[Dataset listings of figures]
====
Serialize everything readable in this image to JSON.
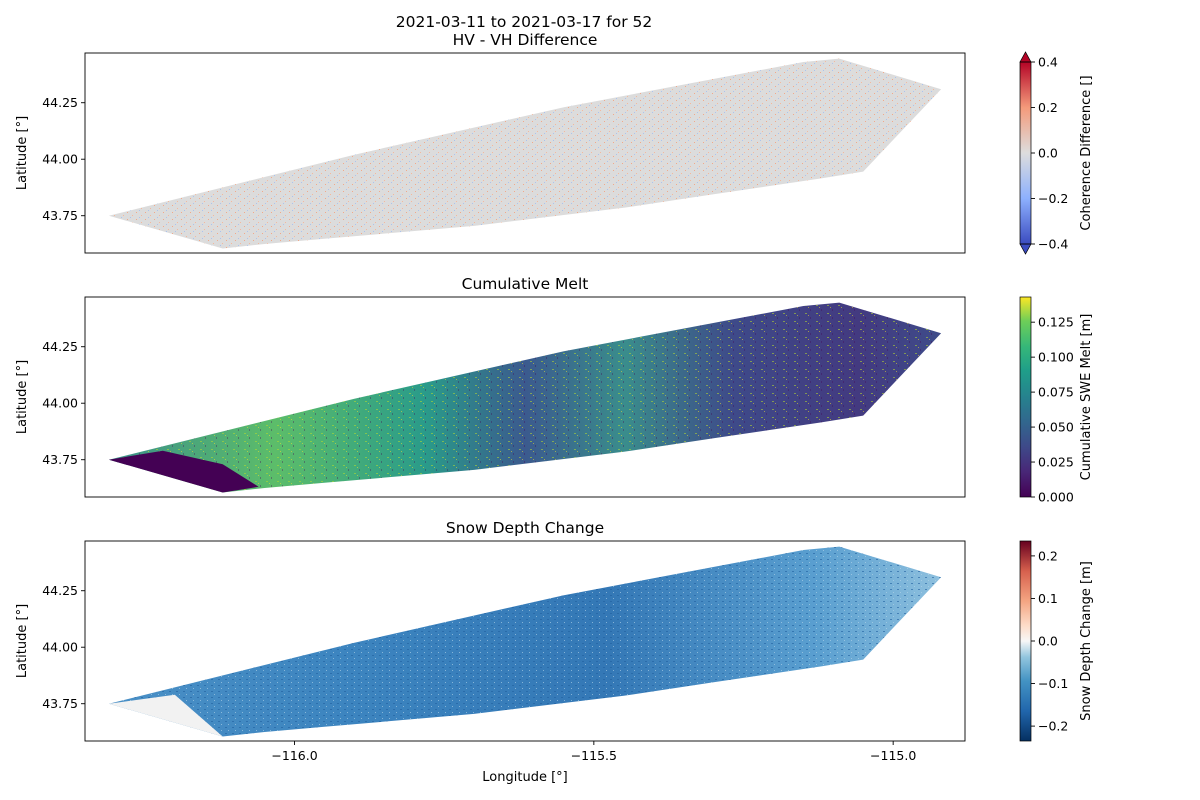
{
  "figure": {
    "suptitle_line1": "2021-03-11 to 2021-03-17 for 52"
  },
  "chart_data": [
    {
      "type": "heatmap",
      "title": "HV - VH Difference",
      "xlabel": "",
      "ylabel": "Latitude [°]",
      "xlim": [
        -116.35,
        -114.88
      ],
      "ylim": [
        43.585,
        44.47
      ],
      "yticks": [
        43.75,
        44.0,
        44.25
      ],
      "ytick_labels": [
        "43.75",
        "44.00",
        "44.25"
      ],
      "colorbar": {
        "label": "Coherence Difference []",
        "colormap": "coolwarm",
        "extend": "both",
        "range": [
          -0.4,
          0.4
        ],
        "ticks": [
          -0.4,
          -0.2,
          0.0,
          0.2,
          0.4
        ],
        "tick_labels": [
          "−0.4",
          "−0.2",
          "0.0",
          "0.2",
          "0.4"
        ]
      },
      "swath_fill": "#dcdcdc",
      "description_values": "near-zero coherence difference, slight positive speckle along northern edge"
    },
    {
      "type": "heatmap",
      "title": "Cumulative Melt",
      "xlabel": "",
      "ylabel": "Latitude [°]",
      "xlim": [
        -116.35,
        -114.88
      ],
      "ylim": [
        43.585,
        44.47
      ],
      "yticks": [
        43.75,
        44.0,
        44.25
      ],
      "ytick_labels": [
        "43.75",
        "44.00",
        "44.25"
      ],
      "colorbar": {
        "label": "Cumulative SWE Melt [m]",
        "colormap": "viridis",
        "extend": "neither",
        "range": [
          0.0,
          0.143
        ],
        "ticks": [
          0.0,
          0.025,
          0.05,
          0.075,
          0.1,
          0.125
        ],
        "tick_labels": [
          "0.000",
          "0.025",
          "0.050",
          "0.075",
          "0.100",
          "0.125"
        ]
      },
      "swath_fill": "#2b7a8c"
    },
    {
      "type": "heatmap",
      "title": "Snow Depth Change",
      "xlabel": "Longitude [°]",
      "ylabel": "Latitude [°]",
      "xlim": [
        -116.35,
        -114.88
      ],
      "ylim": [
        43.585,
        44.47
      ],
      "xticks": [
        -116.0,
        -115.5,
        -115.0
      ],
      "xtick_labels": [
        "−116.0",
        "−115.5",
        "−115.0"
      ],
      "yticks": [
        43.75,
        44.0,
        44.25
      ],
      "ytick_labels": [
        "43.75",
        "44.00",
        "44.25"
      ],
      "colorbar": {
        "label": "Snow Depth Change [m]",
        "colormap": "RdBu_r",
        "extend": "neither",
        "range": [
          -0.235,
          0.235
        ],
        "ticks": [
          -0.2,
          -0.1,
          0.0,
          0.1,
          0.2
        ],
        "tick_labels": [
          "−0.2",
          "−0.1",
          "0.0",
          "0.1",
          "0.2"
        ]
      },
      "swath_fill": "#3f83bd"
    }
  ]
}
====
→ **Task details**
Retype all entries exactly as they appear, dropping the images.

→ **Final result**
Serialize everything readable in this image to JSON.
{
  "figure": {
    "suptitle_line1": "2021-03-11 to 2021-03-17 for 52"
  },
  "chart_data": [
    {
      "type": "heatmap",
      "title": "HV - VH Difference",
      "xlabel": "",
      "ylabel": "Latitude [°]",
      "xlim": [
        -116.35,
        -114.88
      ],
      "ylim": [
        43.585,
        44.47
      ],
      "yticks": [
        43.75,
        44.0,
        44.25
      ],
      "ytick_labels": [
        "43.75",
        "44.00",
        "44.25"
      ],
      "colorbar": {
        "label": "Coherence Difference []",
        "colormap": "coolwarm",
        "extend": "both",
        "range": [
          -0.4,
          0.4
        ],
        "ticks": [
          -0.4,
          -0.2,
          0.0,
          0.2,
          0.4
        ],
        "tick_labels": [
          "−0.4",
          "−0.2",
          "0.0",
          "0.2",
          "0.4"
        ]
      },
      "swath_fill": "#dcdcdc",
      "description_values": "near-zero coherence difference, slight positive speckle along northern edge"
    },
    {
      "type": "heatmap",
      "title": "Cumulative Melt",
      "xlabel": "",
      "ylabel": "Latitude [°]",
      "xlim": [
        -116.35,
        -114.88
      ],
      "ylim": [
        43.585,
        44.47
      ],
      "yticks": [
        43.75,
        44.0,
        44.25
      ],
      "ytick_labels": [
        "43.75",
        "44.00",
        "44.25"
      ],
      "colorbar": {
        "label": "Cumulative SWE Melt [m]",
        "colormap": "viridis",
        "extend": "neither",
        "range": [
          0.0,
          0.143
        ],
        "ticks": [
          0.0,
          0.025,
          0.05,
          0.075,
          0.1,
          0.125
        ],
        "tick_labels": [
          "0.000",
          "0.025",
          "0.050",
          "0.075",
          "0.100",
          "0.125"
        ]
      },
      "swath_fill": "#2b7a8c"
    },
    {
      "type": "heatmap",
      "title": "Snow Depth Change",
      "xlabel": "Longitude [°]",
      "ylabel": "Latitude [°]",
      "xlim": [
        -116.35,
        -114.88
      ],
      "ylim": [
        43.585,
        44.47
      ],
      "xticks": [
        -116.0,
        -115.5,
        -115.0
      ],
      "xtick_labels": [
        "−116.0",
        "−115.5",
        "−115.0"
      ],
      "yticks": [
        43.75,
        44.0,
        44.25
      ],
      "ytick_labels": [
        "43.75",
        "44.00",
        "44.25"
      ],
      "colorbar": {
        "label": "Snow Depth Change [m]",
        "colormap": "RdBu_r",
        "extend": "neither",
        "range": [
          -0.235,
          0.235
        ],
        "ticks": [
          -0.2,
          -0.1,
          0.0,
          0.1,
          0.2
        ],
        "tick_labels": [
          "−0.2",
          "−0.1",
          "0.0",
          "0.1",
          "0.2"
        ]
      },
      "swath_fill": "#3f83bd"
    }
  ]
}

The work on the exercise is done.